[Dataset rows]
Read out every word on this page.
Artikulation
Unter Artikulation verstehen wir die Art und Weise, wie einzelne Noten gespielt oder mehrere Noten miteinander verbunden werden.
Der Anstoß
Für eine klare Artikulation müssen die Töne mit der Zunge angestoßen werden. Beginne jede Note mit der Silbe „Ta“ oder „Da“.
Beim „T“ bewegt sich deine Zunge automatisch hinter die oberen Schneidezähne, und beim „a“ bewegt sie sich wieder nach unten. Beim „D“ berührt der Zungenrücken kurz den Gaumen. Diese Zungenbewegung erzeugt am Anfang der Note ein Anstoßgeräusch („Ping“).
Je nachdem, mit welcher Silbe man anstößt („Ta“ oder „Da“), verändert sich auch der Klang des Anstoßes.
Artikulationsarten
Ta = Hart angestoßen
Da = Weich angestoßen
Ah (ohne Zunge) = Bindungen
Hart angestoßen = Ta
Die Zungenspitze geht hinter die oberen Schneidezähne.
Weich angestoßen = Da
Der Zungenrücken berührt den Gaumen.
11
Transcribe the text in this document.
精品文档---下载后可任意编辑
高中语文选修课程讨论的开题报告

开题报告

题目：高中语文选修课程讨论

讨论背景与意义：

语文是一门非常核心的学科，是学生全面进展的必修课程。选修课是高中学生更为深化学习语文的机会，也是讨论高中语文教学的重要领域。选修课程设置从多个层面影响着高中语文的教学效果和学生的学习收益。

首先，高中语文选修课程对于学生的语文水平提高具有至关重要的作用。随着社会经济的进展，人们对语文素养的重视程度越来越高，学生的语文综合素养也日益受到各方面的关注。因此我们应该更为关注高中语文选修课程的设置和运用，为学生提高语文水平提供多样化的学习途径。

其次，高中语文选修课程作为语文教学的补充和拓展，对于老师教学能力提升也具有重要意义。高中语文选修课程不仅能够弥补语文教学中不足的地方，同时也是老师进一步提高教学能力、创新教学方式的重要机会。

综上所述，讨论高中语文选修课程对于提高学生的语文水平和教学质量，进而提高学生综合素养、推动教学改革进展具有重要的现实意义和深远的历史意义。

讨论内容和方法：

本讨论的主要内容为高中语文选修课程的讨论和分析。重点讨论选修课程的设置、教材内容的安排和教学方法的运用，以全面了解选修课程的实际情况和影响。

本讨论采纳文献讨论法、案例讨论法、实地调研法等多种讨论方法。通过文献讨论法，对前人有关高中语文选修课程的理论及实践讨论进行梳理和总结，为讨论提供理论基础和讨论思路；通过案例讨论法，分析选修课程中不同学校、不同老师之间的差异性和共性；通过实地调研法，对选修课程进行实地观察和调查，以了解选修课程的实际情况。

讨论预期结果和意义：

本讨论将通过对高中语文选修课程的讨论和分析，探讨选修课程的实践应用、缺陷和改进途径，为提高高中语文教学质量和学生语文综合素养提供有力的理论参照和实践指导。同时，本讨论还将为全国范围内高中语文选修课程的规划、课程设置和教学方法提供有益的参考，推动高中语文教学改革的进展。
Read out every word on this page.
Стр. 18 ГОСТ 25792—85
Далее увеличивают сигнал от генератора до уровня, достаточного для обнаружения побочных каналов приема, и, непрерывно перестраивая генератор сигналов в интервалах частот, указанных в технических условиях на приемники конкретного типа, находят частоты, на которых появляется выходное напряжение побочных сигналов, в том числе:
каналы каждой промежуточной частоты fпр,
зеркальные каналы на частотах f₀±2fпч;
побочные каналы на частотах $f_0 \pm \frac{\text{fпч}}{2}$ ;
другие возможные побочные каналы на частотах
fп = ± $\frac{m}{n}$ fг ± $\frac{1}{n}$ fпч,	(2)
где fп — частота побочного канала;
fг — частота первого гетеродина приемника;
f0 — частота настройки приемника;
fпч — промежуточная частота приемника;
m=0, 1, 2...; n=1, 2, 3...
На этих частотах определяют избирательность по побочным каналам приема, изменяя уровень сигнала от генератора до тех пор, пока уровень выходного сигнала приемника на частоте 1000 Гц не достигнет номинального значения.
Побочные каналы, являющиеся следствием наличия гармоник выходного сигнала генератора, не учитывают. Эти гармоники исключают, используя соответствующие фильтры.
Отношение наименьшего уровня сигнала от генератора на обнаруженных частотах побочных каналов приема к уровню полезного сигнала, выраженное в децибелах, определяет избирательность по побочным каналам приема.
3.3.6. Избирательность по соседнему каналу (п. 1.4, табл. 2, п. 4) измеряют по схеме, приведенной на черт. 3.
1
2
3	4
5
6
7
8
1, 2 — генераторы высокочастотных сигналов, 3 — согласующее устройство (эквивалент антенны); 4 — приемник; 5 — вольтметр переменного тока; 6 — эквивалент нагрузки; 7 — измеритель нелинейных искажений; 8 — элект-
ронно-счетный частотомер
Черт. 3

**The exercise**.
Copy down every line of the entries containing the word "frac".

**Written reply**.
побочные каналы на частотах $f_0 \pm \frac{\text{fпч}}{2}$ ;
fп = ± $\frac{m}{n}$ fг ± $\frac{1}{n}$ fпч,	(2)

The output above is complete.